● **Work to do**
Return each line of the material verbatim.

───── Excerpted data

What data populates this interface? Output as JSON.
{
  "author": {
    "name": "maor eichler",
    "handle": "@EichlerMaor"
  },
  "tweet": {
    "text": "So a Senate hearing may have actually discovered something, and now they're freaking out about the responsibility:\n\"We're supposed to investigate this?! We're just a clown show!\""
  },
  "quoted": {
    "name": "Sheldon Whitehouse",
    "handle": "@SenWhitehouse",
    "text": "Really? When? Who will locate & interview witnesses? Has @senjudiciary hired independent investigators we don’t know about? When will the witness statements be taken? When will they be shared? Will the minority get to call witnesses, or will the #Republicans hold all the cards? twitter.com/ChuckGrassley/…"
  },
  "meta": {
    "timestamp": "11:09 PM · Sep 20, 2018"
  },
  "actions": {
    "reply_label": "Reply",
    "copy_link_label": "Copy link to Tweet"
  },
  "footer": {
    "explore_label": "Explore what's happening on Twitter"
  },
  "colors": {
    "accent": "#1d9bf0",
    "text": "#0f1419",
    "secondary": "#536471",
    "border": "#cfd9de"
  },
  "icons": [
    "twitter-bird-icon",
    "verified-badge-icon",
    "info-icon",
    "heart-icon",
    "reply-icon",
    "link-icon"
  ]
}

──────────

● **Output below**
What data populates this interface? Output as JSON.
{
  "author": {
    "name": "maor eichler",
    "handle": "@EichlerMaor"
  },
  "tweet": {
    "text": "So a Senate hearing may have actually discovered something, and now they're freaking out about the responsibility:\n\"We're supposed to investigate this?! We're just a clown show!\""
  },
  "quoted": {
    "name": "Sheldon Whitehouse",
    "handle": "@SenWhitehouse",
    "text": "Really? When? Who will locate & interview witnesses? Has @senjudiciary hired independent investigators we don’t know about? When will the witness statements be taken? When will they be shared? Will the minority get to call witnesses, or will the #Republicans hold all the cards? twitter.com/ChuckGrassley/…"
  },
  "meta": {
    "timestamp": "11:09 PM · Sep 20, 2018"
  },
  "actions": {
    "reply_label": "Reply",
    "copy_link_label": "Copy link to Tweet"
  },
  "footer": {
    "explore_label": "Explore what's happening on Twitter"
  },
  "colors": {
    "accent": "#1d9bf0",
    "text": "#0f1419",
    "secondary": "#536471",
    "border": "#cfd9de"
  },
  "icons": [
    "twitter-bird-icon",
    "verified-badge-icon",
    "info-icon",
    "heart-icon",
    "reply-icon",
    "link-icon"
  ]
}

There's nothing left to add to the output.